Article:
# Need a reloading bench?



## The_Vigilante (Aug 29, 2008)

I have been using a reloading bench that I purchased from Harbor Freight at a very cheap price and then modified it somewhat to fit my situation. However, it isn't very sturdy-wobbles when you shake it. I have purchased a used Lee Loadmaster which will be here in a week. One of the requirements was that the work bench be steady and solid-that disqualified my bench right away. So I went to Home Deport just to look around and what to my surprise found the Workbench by Keystone for $79.95. It requires no tools for assembly. It is 5' long, 2' wide, and 36" high-all wood. It is a little narrower than I liked but figured I could bolt a wider top to the top of it. Here is the link to the bench if any of you are interested: http://www.ufpi.com/product/keystonebench/about.htm.

Data entries:
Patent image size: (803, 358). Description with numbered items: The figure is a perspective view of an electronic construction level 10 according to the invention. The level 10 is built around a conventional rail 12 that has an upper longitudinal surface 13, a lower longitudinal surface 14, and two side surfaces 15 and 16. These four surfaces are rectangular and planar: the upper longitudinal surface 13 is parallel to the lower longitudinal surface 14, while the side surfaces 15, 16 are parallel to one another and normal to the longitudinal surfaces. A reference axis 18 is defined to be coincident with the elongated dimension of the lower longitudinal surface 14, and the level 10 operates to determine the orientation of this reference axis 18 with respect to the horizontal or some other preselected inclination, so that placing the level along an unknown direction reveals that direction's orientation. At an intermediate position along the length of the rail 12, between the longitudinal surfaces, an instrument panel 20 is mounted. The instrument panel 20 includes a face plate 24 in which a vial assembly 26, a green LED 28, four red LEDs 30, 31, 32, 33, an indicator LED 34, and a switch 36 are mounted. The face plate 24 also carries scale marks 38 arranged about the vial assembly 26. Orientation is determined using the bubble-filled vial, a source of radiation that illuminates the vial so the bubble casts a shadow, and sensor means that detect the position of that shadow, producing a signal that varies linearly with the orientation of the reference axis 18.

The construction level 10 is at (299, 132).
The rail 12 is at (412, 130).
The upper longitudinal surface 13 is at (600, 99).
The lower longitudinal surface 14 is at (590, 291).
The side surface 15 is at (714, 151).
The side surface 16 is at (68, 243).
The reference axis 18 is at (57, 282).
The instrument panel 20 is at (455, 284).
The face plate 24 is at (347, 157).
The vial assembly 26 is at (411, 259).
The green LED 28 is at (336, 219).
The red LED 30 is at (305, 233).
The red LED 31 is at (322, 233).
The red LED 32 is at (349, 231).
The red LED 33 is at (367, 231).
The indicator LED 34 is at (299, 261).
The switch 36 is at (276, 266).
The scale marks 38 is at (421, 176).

Objective:
Write the next part of the forum thread about the reloading bench, continuing after its final sentence.

Answer below:
----------



## Redwolf (Nov 29, 2008)

this is a nice one too.

http://www.northerntool.com/webapp/wcs/stores/servlet/product_6970_200308077_200308077


----------



## The_Vigilante (Aug 29, 2008)

Yes that is a nice one, a lot nicer than mine. However, it is beyond my budget at the current time. And shipping for that one is going to add even more to the original purchase price. Shipping to my home was only $110-a bargain-NOT.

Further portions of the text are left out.